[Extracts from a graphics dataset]
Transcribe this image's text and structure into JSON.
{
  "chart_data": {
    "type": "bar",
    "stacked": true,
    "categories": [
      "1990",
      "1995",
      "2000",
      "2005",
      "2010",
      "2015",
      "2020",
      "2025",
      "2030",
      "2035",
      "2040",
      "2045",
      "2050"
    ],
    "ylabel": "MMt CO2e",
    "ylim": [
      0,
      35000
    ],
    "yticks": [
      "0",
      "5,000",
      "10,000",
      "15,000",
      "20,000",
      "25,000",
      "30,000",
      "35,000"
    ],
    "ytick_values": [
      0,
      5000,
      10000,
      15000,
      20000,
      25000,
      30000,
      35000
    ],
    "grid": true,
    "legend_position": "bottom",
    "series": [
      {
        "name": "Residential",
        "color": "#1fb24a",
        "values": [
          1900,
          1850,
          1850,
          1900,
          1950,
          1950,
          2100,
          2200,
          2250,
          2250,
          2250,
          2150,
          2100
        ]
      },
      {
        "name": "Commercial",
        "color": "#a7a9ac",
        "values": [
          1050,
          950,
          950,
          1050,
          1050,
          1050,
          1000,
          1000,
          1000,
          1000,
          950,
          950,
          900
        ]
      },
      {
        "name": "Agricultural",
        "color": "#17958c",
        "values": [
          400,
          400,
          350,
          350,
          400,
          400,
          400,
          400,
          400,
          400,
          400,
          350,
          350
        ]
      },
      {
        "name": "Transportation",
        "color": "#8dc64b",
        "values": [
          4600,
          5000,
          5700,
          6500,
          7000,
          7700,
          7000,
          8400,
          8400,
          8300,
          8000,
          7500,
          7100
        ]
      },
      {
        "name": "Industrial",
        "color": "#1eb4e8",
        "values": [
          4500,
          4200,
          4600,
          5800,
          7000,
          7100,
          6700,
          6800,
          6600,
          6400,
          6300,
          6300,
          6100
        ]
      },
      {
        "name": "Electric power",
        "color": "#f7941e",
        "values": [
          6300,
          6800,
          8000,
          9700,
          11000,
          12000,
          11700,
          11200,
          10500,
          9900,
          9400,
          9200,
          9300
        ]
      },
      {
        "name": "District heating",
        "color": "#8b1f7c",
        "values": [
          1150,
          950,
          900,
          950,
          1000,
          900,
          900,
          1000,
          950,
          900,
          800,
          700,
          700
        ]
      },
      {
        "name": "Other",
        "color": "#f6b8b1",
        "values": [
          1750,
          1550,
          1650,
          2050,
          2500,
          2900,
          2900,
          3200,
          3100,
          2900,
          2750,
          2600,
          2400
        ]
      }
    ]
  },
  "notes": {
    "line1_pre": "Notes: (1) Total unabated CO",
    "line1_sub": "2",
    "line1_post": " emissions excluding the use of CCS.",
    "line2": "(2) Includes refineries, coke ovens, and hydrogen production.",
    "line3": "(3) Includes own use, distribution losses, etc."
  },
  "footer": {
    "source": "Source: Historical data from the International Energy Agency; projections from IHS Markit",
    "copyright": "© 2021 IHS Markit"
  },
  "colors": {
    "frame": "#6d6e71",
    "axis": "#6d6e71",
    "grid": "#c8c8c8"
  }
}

--

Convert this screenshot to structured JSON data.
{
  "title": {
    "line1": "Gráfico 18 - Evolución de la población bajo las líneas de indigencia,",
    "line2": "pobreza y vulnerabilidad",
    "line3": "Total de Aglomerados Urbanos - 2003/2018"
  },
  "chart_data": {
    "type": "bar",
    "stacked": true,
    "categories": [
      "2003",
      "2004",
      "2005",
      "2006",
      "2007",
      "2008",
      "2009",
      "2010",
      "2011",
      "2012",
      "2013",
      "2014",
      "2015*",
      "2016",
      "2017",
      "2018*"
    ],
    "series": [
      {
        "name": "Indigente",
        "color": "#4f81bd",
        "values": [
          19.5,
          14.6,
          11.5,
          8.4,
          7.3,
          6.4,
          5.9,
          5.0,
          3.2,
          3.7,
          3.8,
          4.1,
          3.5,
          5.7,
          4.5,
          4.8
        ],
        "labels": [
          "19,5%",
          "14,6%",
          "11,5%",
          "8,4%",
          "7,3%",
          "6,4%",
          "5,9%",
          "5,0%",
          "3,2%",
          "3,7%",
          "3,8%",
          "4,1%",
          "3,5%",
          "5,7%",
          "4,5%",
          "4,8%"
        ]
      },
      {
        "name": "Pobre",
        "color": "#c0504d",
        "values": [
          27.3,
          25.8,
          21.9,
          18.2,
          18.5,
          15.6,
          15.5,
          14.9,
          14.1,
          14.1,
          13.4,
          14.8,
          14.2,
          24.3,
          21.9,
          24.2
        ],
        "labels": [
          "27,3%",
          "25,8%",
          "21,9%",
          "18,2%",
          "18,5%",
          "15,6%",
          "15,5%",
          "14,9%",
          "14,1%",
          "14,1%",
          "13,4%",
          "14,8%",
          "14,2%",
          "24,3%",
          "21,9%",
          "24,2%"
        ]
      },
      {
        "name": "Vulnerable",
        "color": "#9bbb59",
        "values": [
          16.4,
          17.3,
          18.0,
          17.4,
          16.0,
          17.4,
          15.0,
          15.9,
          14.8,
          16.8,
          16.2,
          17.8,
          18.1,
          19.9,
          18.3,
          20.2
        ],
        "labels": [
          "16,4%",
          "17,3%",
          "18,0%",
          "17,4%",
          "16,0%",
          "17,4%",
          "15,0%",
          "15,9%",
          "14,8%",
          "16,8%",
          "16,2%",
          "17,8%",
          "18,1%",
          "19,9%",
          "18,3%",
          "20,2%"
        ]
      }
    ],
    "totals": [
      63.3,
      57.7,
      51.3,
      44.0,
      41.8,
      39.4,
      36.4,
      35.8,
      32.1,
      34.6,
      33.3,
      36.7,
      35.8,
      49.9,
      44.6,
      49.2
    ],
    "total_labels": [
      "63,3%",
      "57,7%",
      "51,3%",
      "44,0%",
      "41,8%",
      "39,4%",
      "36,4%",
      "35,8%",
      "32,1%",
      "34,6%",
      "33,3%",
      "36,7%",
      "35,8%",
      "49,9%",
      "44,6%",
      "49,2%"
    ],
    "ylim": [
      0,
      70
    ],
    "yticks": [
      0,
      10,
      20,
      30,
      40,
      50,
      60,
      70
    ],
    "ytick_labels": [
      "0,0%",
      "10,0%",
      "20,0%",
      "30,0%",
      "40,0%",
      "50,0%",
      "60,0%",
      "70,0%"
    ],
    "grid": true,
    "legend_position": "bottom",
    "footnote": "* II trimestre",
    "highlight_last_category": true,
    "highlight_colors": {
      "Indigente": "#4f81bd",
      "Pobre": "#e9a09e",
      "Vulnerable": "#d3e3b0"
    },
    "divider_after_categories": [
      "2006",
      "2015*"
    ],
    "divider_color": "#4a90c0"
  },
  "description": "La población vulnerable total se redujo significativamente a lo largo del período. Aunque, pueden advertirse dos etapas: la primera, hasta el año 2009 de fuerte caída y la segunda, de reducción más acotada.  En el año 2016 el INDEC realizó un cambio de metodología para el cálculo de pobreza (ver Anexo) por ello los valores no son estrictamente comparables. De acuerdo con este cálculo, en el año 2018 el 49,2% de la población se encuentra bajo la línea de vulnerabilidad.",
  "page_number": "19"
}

==

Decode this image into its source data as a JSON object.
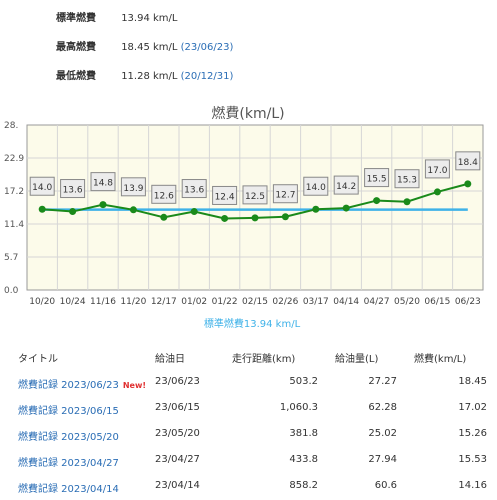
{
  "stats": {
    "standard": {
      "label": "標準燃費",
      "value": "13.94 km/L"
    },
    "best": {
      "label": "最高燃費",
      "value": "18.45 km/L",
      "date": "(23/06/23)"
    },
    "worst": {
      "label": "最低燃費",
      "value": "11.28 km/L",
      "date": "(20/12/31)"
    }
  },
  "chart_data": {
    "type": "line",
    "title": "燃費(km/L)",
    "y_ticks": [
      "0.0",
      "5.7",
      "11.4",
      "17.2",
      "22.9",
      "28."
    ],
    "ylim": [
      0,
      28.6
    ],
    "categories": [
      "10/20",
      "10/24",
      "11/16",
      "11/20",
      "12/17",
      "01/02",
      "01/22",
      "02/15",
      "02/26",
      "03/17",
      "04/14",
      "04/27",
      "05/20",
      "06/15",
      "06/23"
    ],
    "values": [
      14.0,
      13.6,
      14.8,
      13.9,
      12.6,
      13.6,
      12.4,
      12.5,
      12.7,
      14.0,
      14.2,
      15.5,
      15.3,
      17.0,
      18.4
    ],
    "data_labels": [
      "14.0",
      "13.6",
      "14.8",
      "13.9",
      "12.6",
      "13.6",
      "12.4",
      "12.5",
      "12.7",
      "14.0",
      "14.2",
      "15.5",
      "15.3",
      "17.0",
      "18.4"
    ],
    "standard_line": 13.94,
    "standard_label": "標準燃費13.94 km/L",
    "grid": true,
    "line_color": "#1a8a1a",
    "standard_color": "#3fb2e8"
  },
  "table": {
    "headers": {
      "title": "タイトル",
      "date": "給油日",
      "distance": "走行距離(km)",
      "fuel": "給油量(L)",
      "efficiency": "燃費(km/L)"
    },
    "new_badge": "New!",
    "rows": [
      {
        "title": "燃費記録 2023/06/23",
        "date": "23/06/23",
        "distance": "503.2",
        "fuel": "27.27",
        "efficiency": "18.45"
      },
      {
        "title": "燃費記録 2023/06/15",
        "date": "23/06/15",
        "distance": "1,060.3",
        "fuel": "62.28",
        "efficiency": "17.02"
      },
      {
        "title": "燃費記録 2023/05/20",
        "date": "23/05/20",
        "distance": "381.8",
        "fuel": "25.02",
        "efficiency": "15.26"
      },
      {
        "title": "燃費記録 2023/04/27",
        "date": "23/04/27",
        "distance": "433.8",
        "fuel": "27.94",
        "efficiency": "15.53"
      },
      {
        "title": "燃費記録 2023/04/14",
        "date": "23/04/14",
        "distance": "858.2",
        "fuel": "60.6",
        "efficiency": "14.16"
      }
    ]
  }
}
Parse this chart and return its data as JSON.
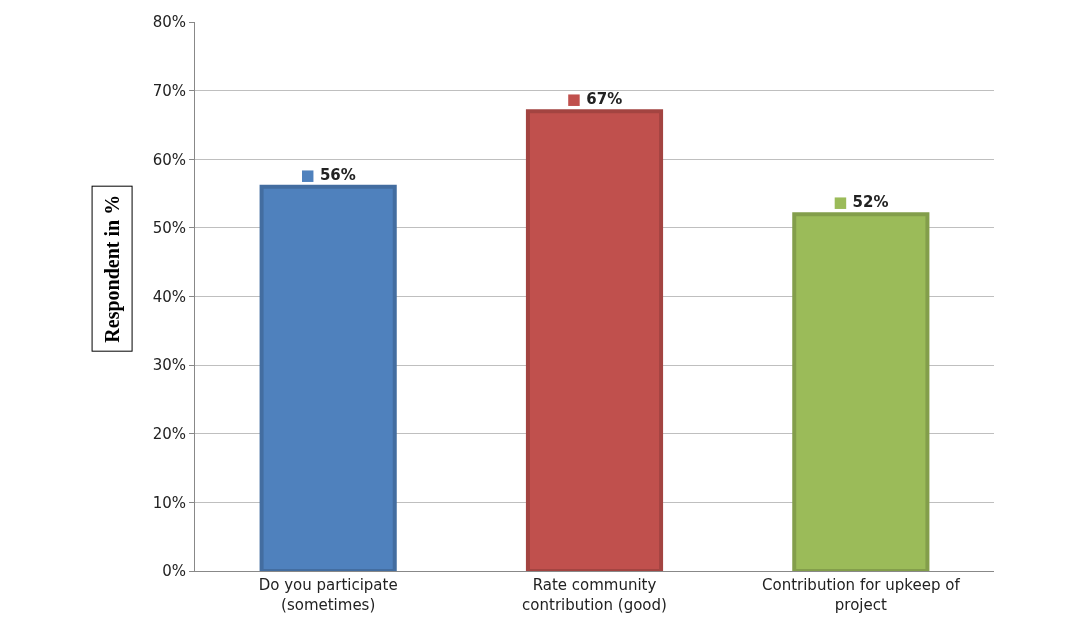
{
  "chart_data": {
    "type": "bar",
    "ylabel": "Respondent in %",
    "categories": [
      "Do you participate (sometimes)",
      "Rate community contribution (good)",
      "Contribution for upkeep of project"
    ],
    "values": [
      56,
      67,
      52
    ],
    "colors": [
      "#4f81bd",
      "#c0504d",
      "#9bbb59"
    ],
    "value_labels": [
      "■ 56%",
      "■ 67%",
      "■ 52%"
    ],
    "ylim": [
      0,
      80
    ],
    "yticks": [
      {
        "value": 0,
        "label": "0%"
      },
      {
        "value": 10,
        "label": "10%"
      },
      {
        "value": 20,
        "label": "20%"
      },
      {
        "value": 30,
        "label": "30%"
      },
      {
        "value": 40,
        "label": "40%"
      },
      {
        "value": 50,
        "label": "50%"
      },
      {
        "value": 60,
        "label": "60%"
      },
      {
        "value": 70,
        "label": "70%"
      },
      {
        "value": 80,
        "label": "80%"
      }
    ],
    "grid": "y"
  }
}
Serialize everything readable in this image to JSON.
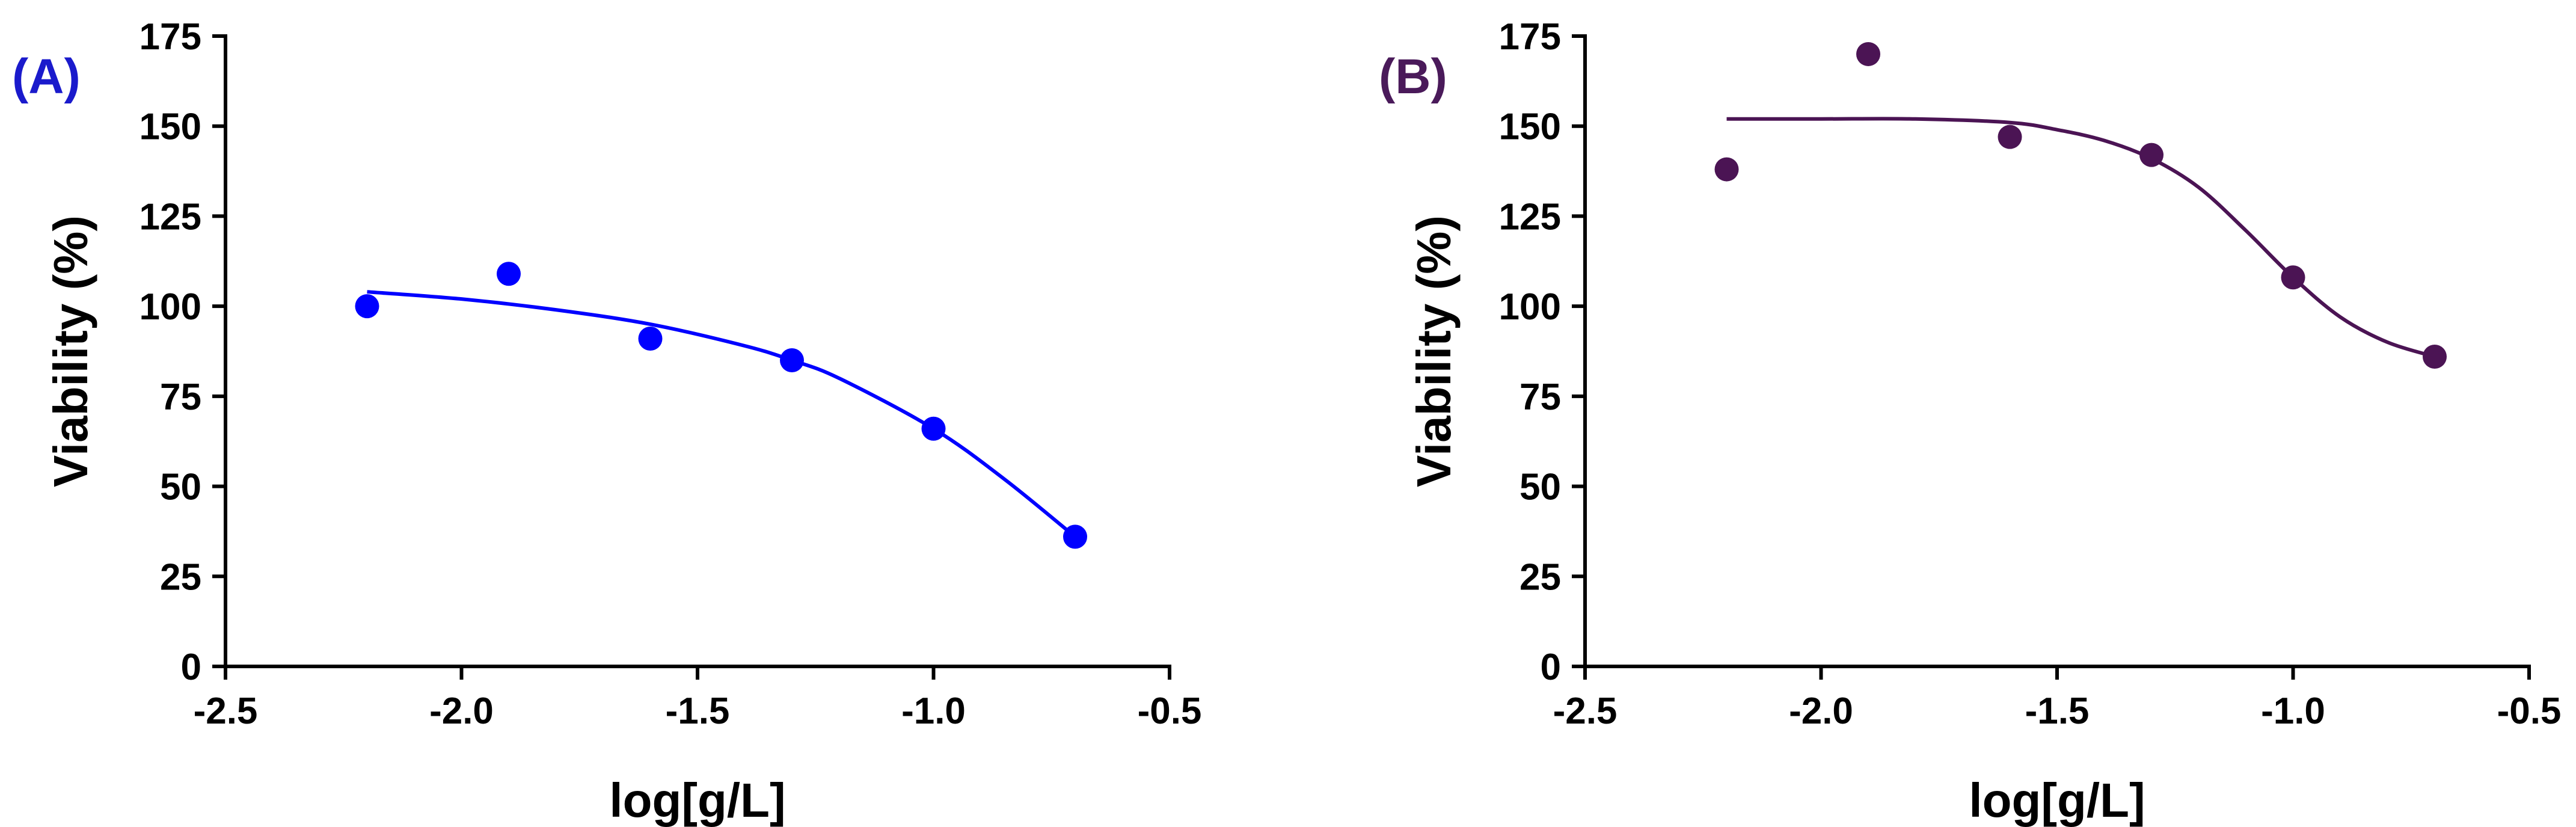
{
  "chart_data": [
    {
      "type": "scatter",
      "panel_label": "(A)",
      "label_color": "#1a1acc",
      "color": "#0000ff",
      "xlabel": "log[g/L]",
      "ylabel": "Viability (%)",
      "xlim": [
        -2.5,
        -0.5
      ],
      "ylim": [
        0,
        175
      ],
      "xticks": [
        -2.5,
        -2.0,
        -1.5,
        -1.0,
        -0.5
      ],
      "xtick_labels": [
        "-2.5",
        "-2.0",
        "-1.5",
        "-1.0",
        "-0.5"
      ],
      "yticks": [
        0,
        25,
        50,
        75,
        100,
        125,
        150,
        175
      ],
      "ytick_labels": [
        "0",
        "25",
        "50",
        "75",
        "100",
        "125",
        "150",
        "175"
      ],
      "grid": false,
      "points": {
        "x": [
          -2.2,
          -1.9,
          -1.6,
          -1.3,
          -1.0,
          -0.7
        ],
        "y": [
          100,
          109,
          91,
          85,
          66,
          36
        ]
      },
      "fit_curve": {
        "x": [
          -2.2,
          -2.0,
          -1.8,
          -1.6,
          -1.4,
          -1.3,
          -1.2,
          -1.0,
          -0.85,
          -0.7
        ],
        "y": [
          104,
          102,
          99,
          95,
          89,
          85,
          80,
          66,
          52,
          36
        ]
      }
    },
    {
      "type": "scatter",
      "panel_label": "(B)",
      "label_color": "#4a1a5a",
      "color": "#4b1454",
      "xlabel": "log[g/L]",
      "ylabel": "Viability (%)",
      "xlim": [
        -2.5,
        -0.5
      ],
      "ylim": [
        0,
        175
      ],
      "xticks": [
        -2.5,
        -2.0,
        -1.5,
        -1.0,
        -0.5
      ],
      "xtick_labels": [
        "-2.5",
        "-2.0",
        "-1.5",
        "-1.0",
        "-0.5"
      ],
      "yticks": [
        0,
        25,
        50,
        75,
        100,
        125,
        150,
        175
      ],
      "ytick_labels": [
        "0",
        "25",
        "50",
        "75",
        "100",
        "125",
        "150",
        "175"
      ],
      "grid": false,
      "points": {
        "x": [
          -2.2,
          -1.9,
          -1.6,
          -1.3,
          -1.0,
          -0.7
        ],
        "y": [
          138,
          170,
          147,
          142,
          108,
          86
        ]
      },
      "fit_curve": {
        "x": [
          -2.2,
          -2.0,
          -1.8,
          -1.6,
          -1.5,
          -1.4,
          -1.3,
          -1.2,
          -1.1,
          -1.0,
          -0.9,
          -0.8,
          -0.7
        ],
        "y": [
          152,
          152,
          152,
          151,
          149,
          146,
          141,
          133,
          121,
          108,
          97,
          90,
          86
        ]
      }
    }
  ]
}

**What to produce:** Identify and extract each line of the listing that contains "name".

**Expected output:**
        "name": "Residential",
        "name": "Commercial",
        "name": "Agricultural",
        "name": "Transportation",
        "name": "Industrial",
        "name": "Electric power",
        "name": "District heating",
        "name": "Other",
        "name": "Indigente",
        "name": "Pobre",
        "name": "Vulnerable",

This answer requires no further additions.